Problem description - Check each line of the listing below for the word "明代秀才巾式" and say how many lines have it. Nothing else should be written.

BEGIN

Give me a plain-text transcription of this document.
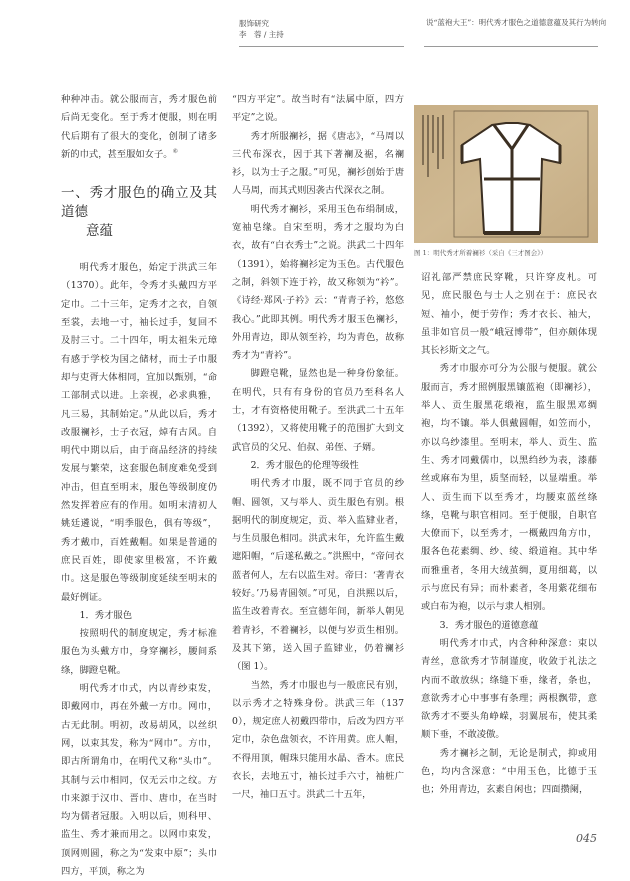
服饰研究
李　蓉 / 主持
说“蓝袍大王”：明代秀才服色之道德意蕴及其行为转向

种种冲击。就公服而言，秀才服色前后尚无变化。至于秀才便服，则在明代后期有了很大的变化，创制了诸多新的巾式，甚至服如女子。⑥

一、秀才服色的确立及其道德
意蕴

明代秀才服色，始定于洪武三年（1370）。此年，令秀才头戴四方平定巾。二十三年，定秀才之衣，自领至裳，去地一寸，袖长过手，复回不及肘三寸。二十四年，明太祖朱元璋有感于学校为国之储材，而士子巾服却与吏胥大体相同，宜加以甄别，“命工部制式以进。上亲视，必求典雅，凡三易，其制始定。”从此以后，秀才改服襕衫，士子衣冠，焯有古风。自明代中期以后，由于商品经济的持续发展与繁荣，这套服色制度难免受到冲击，但直至明末，服色等级制度仍然发挥着应有的作用。如明末清初人姚廷遴说，“明季服色，俱有等级”，秀才戴巾，百姓戴帽。如果是普通的庶民百姓，即使家里极富，不许戴巾。这是服色等级制度延续至明末的最好例证。

1．秀才服色

按照明代的制度规定，秀才标准服色为头戴方巾，身穿襕衫，腰间系绦，脚蹬皂靴。

明代秀才巾式，内以青纱束发，即戴网巾，再在外戴一方巾。网巾，古无此制。明初，改易胡风，以丝织网，以束其发，称为“网巾”。方巾，即古所谓角巾，在明代又称“头巾”。其制与云巾相同，仅无云巾之纹。方巾来源于汉巾、晋巾、唐巾，在当时均为儒者冠服。入明以后，则科甲、监生、秀才兼而用之。以网巾束发，顶网则圆，称之为“发束中原”；头巾四方，平顶，称之为

“四方平定”。故当时有“法属中原，四方平定”之说。

秀才所服襕衫，据《唐志》，“马周以三代布深衣，因于其下著襕及裾，名襕衫，以为士子之服。”可见，襕衫创始于唐人马周，而其式则因袭古代深衣之制。

明代秀才襕衫，采用玉色布绢制成，宽袖皂缘。自宋至明，秀才之服均为白衣，故有“白衣秀士”之说。洪武二十四年（1391），始将襕衫定为玉色。古代服色之制，斜领下连于衿，故又称领为“衿”。《诗经·郑风·子衿》云：“青青子衿，悠悠我心。”此即其例。明代秀才服玉色襕衫，外用青边，即从领至衿，均为青色，故称秀才为“青衿”。

脚蹬皂靴，显然也是一种身份象征。在明代，只有有身份的官员乃至科名人士，才有资格使用靴子。至洪武二十五年（1392），又将使用靴子的范围扩大到文武官员的父兄、伯叔、弟侄、子婿。

2．秀才服色的伦理等级性

明代秀才巾服，既不同于官员的纱帽、圆领，又与举人、贡生服色有别。根据明代的制度规定，贡、举入监肄业者，与生员服色相同。洪武末年，允许监生戴遮阳帽，“后遂私戴之。”洪熙中，“帝问衣蓝者何人，左右以监生对。帝曰：‘著青衣较好。’乃易青圆领。”可见，自洪熙以后，监生改着青衣。至宣德年间，新举人朝见着青衫，不着襕衫，以便与岁贡生相别。及其下第，送入国子监肄业，仍着襕衫（图 1）。

当然，秀才巾服也与一般庶民有别，以示秀才之特殊身份。洪武三年（1370），规定庶人初戴四带巾，后改为四方平定巾，杂色盘领衣，不许用黄。庶人帽，不得用顶，帽珠只能用水晶、香木。庶民衣长，去地五寸，袖长过手六寸，袖桩广一尺，袖口五寸。洪武二十五年，

图 1：明代秀才所着襕衫（采自《三才图会》）

诏礼部严禁庶民穿靴，只许穿皮札。可见，庶民服色与士人之别在于：庶民衣短、袖小，便于劳作；秀才衣长、袖大，虽非如官员一般“峨冠博带”，但亦颇体现其长衫斯文之气。

秀才巾服亦可分为公服与便服。就公服而言，秀才照例服黑镶蓝袍（即襕衫），举人、贡生服黑花缎袍，监生服黑邓绸袍，均不镶。举人俱戴圆帽，如笠而小，亦以乌纱漆里。至明末，举人、贡生、监生、秀才同戴儒巾，以黑绉纱为表，漆藤丝或麻布为里，质坚而轻，以显端重。举人、贡生而下以至秀才，均腰束蓝丝绦绦，皂靴与职官相同。至于便服，自职官大僚而下，以至秀才，一概戴四角方巾，服各色花素绸、纱、绫、缎道袍。其中华而雅重者，冬用大绒茧绸，夏用细葛，以示与庶民有异；而朴素者，冬用紫花细布或白布为袍，以示与隶人相别。

3．秀才服色的道德意蕴

明代秀才巾式，内含种种深意：束以青丝，意欲秀才节制谨度，收敛于礼法之内而不敢放纵；绦缝下垂，缘者，条也，意欲秀才心中事事有条理；两根飘带，意欲秀才不要头角峥嵘，羽翼展布，使其柔顺下垂，不敢凌傲。

秀才襕衫之制，无论是制式，抑或用色，均内含深意：“中用玉色，比德于玉也；外用青边，玄素自闲也；四面攒阑，

045
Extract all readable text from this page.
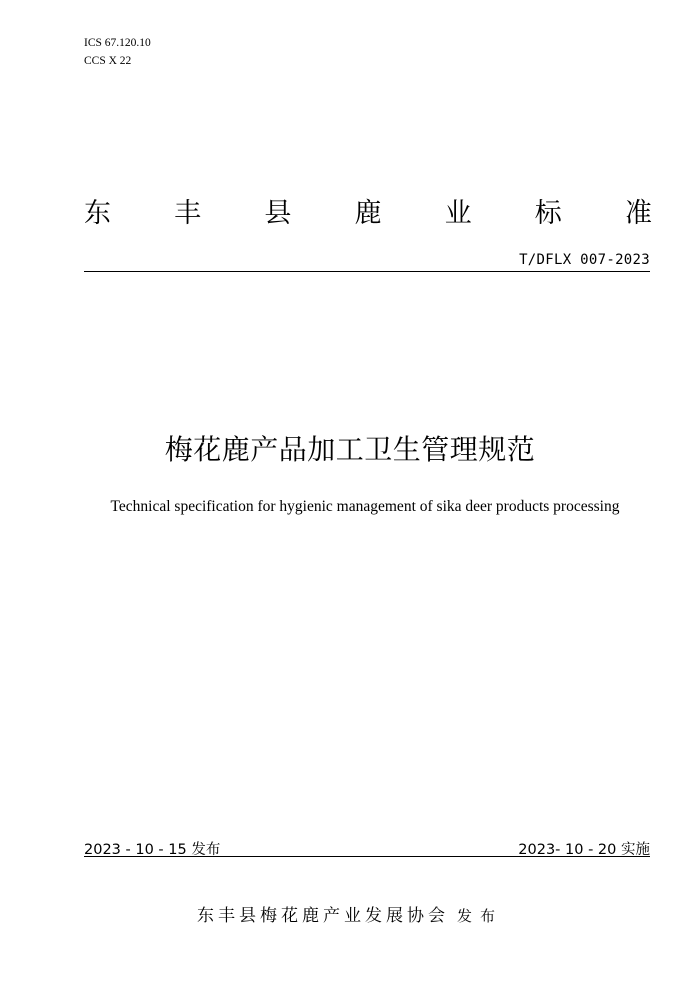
ICS 67.120.10
CCS X 22
东 丰 县 鹿 业 标 准
T/DFLX 007-2023
梅花鹿产品加工卫生管理规范
Technical specification for hygienic management of sika deer products processing
2023 - 10 - 15 发布	2023- 10 - 20 实施
东丰县梅花鹿产业发展协会 发布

END

Response to the exercise - 2